== Extracted data entries ==
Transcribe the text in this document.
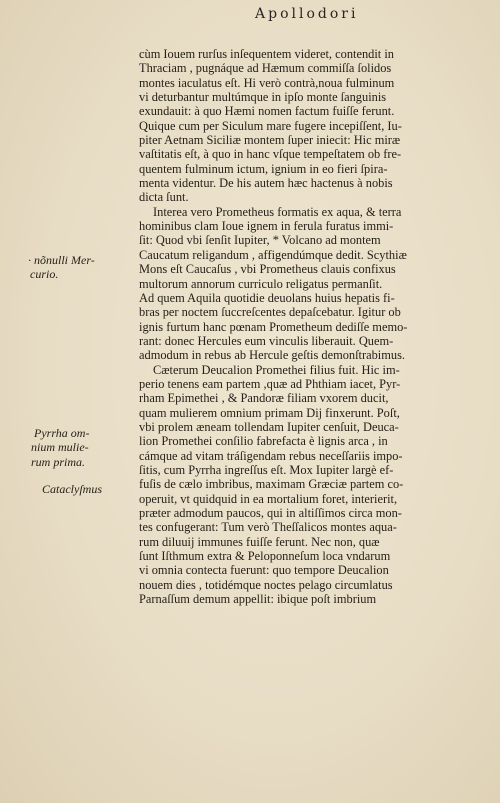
Apollodori
cùm Iouem rurſus inſequentem videret, contendit in
Thraciam , pugnáque ad Hæmum commiſſa ſolidos
montes iaculatus eſt. Hi verò contrà,noua fulminum
vi deturbantur multúmque in ipſo monte ſanguinis
exundauit: à quo Hæmi nomen factum fuiſſe ferunt.
Quique cum per Siculum mare fugere incepiſſent, Iu-
piter Aetnam Siciliæ montem ſuper iniecit: Hic miræ
vaſtitatis eſt, à quo in hanc vſque tempeſtatem ob fre-
quentem fulminum ictum, ignium in eo fieri ſpira-
menta videntur. De his autem hæc hactenus à nobis
dicta ſunt.
Interea vero Prometheus formatis ex aqua, & terra
hominibus clam Ioue ignem in ferula furatus immi-
ſit: Quod vbi ſenſit Iupiter, * Volcano ad montem
Caucatum religandum , affigendúmque dedit. Scythiæ
Mons eſt Caucaſus , vbi Prometheus clauis confixus
multorum annorum curriculo religatus permanſit.
Ad quem Aquila quotidie deuolans huius hepatis fi-
bras per noctem ſuccreſcentes depaſcebatur. Igitur ob
ignis furtum hanc pœnam Prometheum dediſſe memo-
rant: donec Hercules eum vinculis liberauit. Quem-
admodum in rebus ab Hercule geſtis demonſtrabimus.
Cæterum Deucalion Promethei filius fuit. Hic im-
perio tenens eam partem ,quæ ad Phthiam iacet, Pyr-
rham Epimethei , & Pandoræ filiam vxorem ducit,
quam mulierem omnium primam Dij finxerunt. Poſt,
vbi prolem æneam tollendam Iupiter cenſuit, Deuca-
lion Promethei conſilio fabrefacta è lignis arca , in
cámque ad vitam tráſigendam rebus neceſſariis impo-
ſitis, cum Pyrrha ingreſſus eſt. Mox Iupiter largè ef-
fuſis de cælo imbribus, maximam Græciæ partem co-
operuit, vt quidquid in ea mortalium foret, interierit,
præter admodum paucos, qui in altiſſimos circa mon-
tes confugerant: Tum verò Theſſalicos montes aqua-
rum diluuij immunes fuiſſe ferunt. Nec non, quæ
ſunt Iſthmum extra & Peloponneſum loca vndarum
vi omnia contecta fuerunt: quo tempore Deucalion
nouem dies , totidémque noctes pelago circumlatus
Parnaſſum demum appellit: ibique poſt imbrium
· nõnulli Mer-
curio.
Pyrrha om-
nium mulie-
rum prima.
Cataclyſmus
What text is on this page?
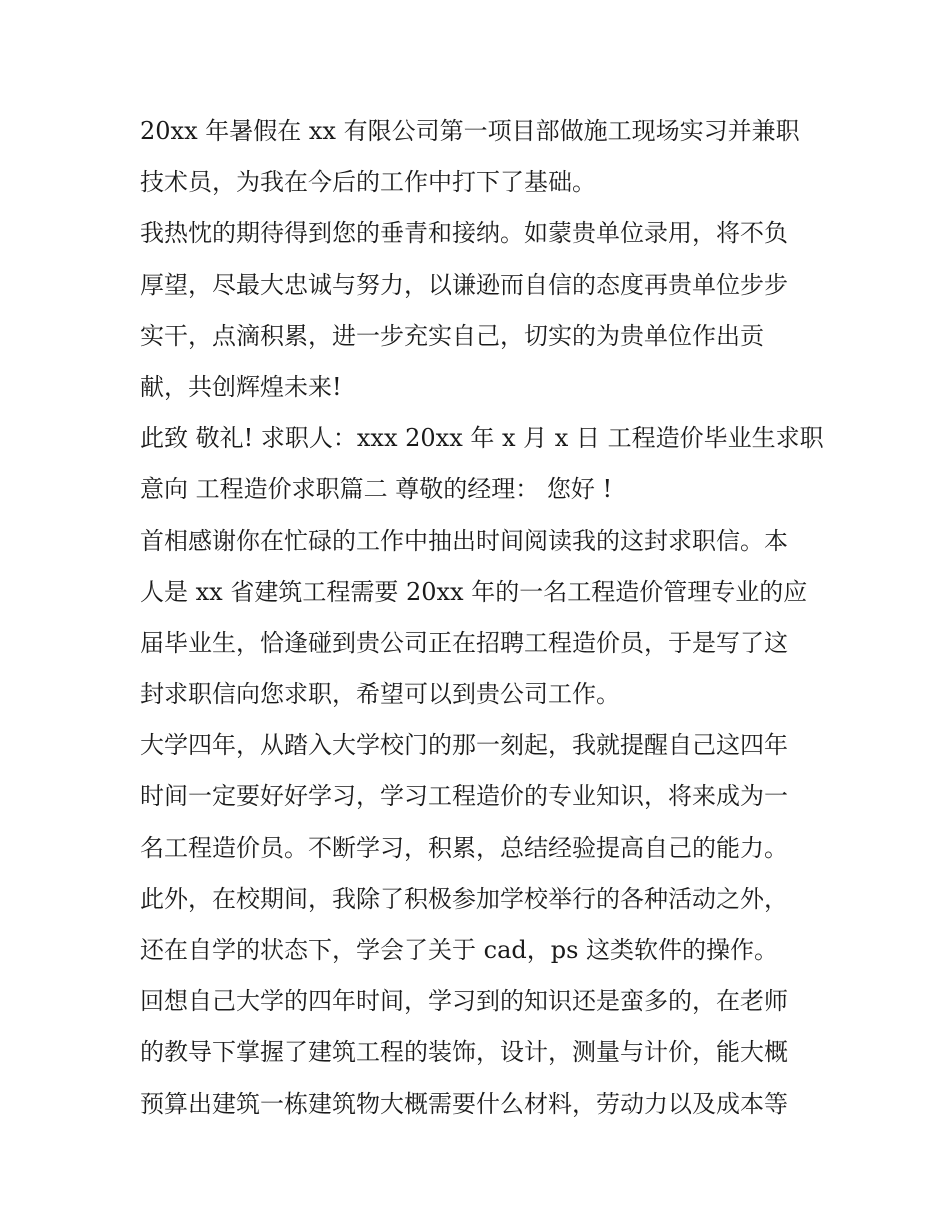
20xx 年暑假在 xx 有限公司第一项目部做施工现场实习并兼职
技术员，为我在今后的工作中打下了基础。
我热忱的期待得到您的垂青和接纳。如蒙贵单位录用，将不负
厚望，尽最大忠诚与努力，以谦逊而自信的态度再贵单位步步
实干，点滴积累，进一步充实自己，切实的为贵单位作出贡
献，共创辉煌未来!
此致 敬礼! 求职人：xxx 20xx 年 x 月 x 日 工程造价毕业生求职
意向 工程造价求职篇二 尊敬的经理： 您好 !
首相感谢你在忙碌的工作中抽出时间阅读我的这封求职信。本
人是 xx 省建筑工程需要 20xx 年的一名工程造价管理专业的应
届毕业生，恰逢碰到贵公司正在招聘工程造价员，于是写了这
封求职信向您求职，希望可以到贵公司工作。
大学四年，从踏入大学校门的那一刻起，我就提醒自己这四年
时间一定要好好学习，学习工程造价的专业知识，将来成为一
名工程造价员。不断学习，积累，总结经验提高自己的能力。
此外，在校期间，我除了积极参加学校举行的各种活动之外，
还在自学的状态下，学会了关于 cad，ps 这类软件的操作。
回想自己大学的四年时间，学习到的知识还是蛮多的，在老师
的教导下掌握了建筑工程的装饰，设计，测量与计价，能大概
预算出建筑一栋建筑物大概需要什么材料，劳动力以及成本等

== Exercise directions ==
Copy out all the records exactly, excluding pictures.

== Answer for this exercise ==
Transcribe the text in this document.
Apollodori
cùm Iouem rurſus inſequentem videret, contendit in
Thraciam , pugnáque ad Hæmum commiſſa ſolidos
montes iaculatus eſt. Hi verò contrà,noua fulminum
vi deturbantur multúmque in ipſo monte ſanguinis
exundauit: à quo Hæmi nomen factum fuiſſe ferunt.
Quique cum per Siculum mare fugere incepiſſent, Iu-
piter Aetnam Siciliæ montem ſuper iniecit: Hic miræ
vaſtitatis eſt, à quo in hanc vſque tempeſtatem ob fre-
quentem fulminum ictum, ignium in eo fieri ſpira-
menta videntur. De his autem hæc hactenus à nobis
dicta ſunt.
Interea vero Prometheus formatis ex aqua, & terra
hominibus clam Ioue ignem in ferula furatus immi-
ſit: Quod vbi ſenſit Iupiter, * Volcano ad montem
Caucatum religandum , affigendúmque dedit. Scythiæ
Mons eſt Caucaſus , vbi Prometheus clauis confixus
multorum annorum curriculo religatus permanſit.
Ad quem Aquila quotidie deuolans huius hepatis fi-
bras per noctem ſuccreſcentes depaſcebatur. Igitur ob
ignis furtum hanc pœnam Prometheum dediſſe memo-
rant: donec Hercules eum vinculis liberauit. Quem-
admodum in rebus ab Hercule geſtis demonſtrabimus.
Cæterum Deucalion Promethei filius fuit. Hic im-
perio tenens eam partem ,quæ ad Phthiam iacet, Pyr-
rham Epimethei , & Pandoræ filiam vxorem ducit,
quam mulierem omnium primam Dij finxerunt. Poſt,
vbi prolem æneam tollendam Iupiter cenſuit, Deuca-
lion Promethei conſilio fabrefacta è lignis arca , in
cámque ad vitam tráſigendam rebus neceſſariis impo-
ſitis, cum Pyrrha ingreſſus eſt. Mox Iupiter largè ef-
fuſis de cælo imbribus, maximam Græciæ partem co-
operuit, vt quidquid in ea mortalium foret, interierit,
præter admodum paucos, qui in altiſſimos circa mon-
tes confugerant: Tum verò Theſſalicos montes aqua-
rum diluuij immunes fuiſſe ferunt. Nec non, quæ
ſunt Iſthmum extra & Peloponneſum loca vndarum
vi omnia contecta fuerunt: quo tempore Deucalion
nouem dies , totidémque noctes pelago circumlatus
Parnaſſum demum appellit: ibique poſt imbrium
· nõnulli Mer-
curio.
Pyrrha om-
nium mulie-
rum prima.
Cataclyſmus
What text is on this page?
20xx 年暑假在 xx 有限公司第一项目部做施工现场实习并兼职
技术员，为我在今后的工作中打下了基础。
我热忱的期待得到您的垂青和接纳。如蒙贵单位录用，将不负
厚望，尽最大忠诚与努力，以谦逊而自信的态度再贵单位步步
实干，点滴积累，进一步充实自己，切实的为贵单位作出贡
献，共创辉煌未来!
此致 敬礼! 求职人：xxx 20xx 年 x 月 x 日 工程造价毕业生求职
意向 工程造价求职篇二 尊敬的经理： 您好 !
首相感谢你在忙碌的工作中抽出时间阅读我的这封求职信。本
人是 xx 省建筑工程需要 20xx 年的一名工程造价管理专业的应
届毕业生，恰逢碰到贵公司正在招聘工程造价员，于是写了这
封求职信向您求职，希望可以到贵公司工作。
大学四年，从踏入大学校门的那一刻起，我就提醒自己这四年
时间一定要好好学习，学习工程造价的专业知识，将来成为一
名工程造价员。不断学习，积累，总结经验提高自己的能力。
此外，在校期间，我除了积极参加学校举行的各种活动之外，
还在自学的状态下，学会了关于 cad，ps 这类软件的操作。
回想自己大学的四年时间，学习到的知识还是蛮多的，在老师
的教导下掌握了建筑工程的装饰，设计，测量与计价，能大概
预算出建筑一栋建筑物大概需要什么材料，劳动力以及成本等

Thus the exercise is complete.